(Request) Copy the data precisely, keeping every character.

(Dataset extract)
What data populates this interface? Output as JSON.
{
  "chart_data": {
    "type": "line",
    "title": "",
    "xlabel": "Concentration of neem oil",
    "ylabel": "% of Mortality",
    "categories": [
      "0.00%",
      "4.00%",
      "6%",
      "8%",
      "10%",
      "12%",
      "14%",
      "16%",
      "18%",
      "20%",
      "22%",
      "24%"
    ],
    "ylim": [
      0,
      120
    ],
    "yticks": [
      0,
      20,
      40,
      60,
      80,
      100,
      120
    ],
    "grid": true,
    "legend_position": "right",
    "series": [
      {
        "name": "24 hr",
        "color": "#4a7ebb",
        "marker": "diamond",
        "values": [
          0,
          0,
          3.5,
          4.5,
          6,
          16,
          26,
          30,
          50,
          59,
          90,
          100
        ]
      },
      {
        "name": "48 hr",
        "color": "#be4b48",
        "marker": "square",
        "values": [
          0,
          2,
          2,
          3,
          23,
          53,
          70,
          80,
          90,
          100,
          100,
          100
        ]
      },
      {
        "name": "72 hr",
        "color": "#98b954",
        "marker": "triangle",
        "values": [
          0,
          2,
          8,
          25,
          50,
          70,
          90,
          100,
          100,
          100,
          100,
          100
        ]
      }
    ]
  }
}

(Worked answer)
What data populates this interface? Output as JSON.
{
  "chart_data": {
    "type": "line",
    "title": "",
    "xlabel": "Concentration of neem oil",
    "ylabel": "% of Mortality",
    "categories": [
      "0.00%",
      "4.00%",
      "6%",
      "8%",
      "10%",
      "12%",
      "14%",
      "16%",
      "18%",
      "20%",
      "22%",
      "24%"
    ],
    "ylim": [
      0,
      120
    ],
    "yticks": [
      0,
      20,
      40,
      60,
      80,
      100,
      120
    ],
    "grid": true,
    "legend_position": "right",
    "series": [
      {
        "name": "24 hr",
        "color": "#4a7ebb",
        "marker": "diamond",
        "values": [
          0,
          0,
          3.5,
          4.5,
          6,
          16,
          26,
          30,
          50,
          59,
          90,
          100
        ]
      },
      {
        "name": "48 hr",
        "color": "#be4b48",
        "marker": "square",
        "values": [
          0,
          2,
          2,
          3,
          23,
          53,
          70,
          80,
          90,
          100,
          100,
          100
        ]
      },
      {
        "name": "72 hr",
        "color": "#98b954",
        "marker": "triangle",
        "values": [
          0,
          2,
          8,
          25,
          50,
          70,
          90,
          100,
          100,
          100,
          100,
          100
        ]
      }
    ]
  }
}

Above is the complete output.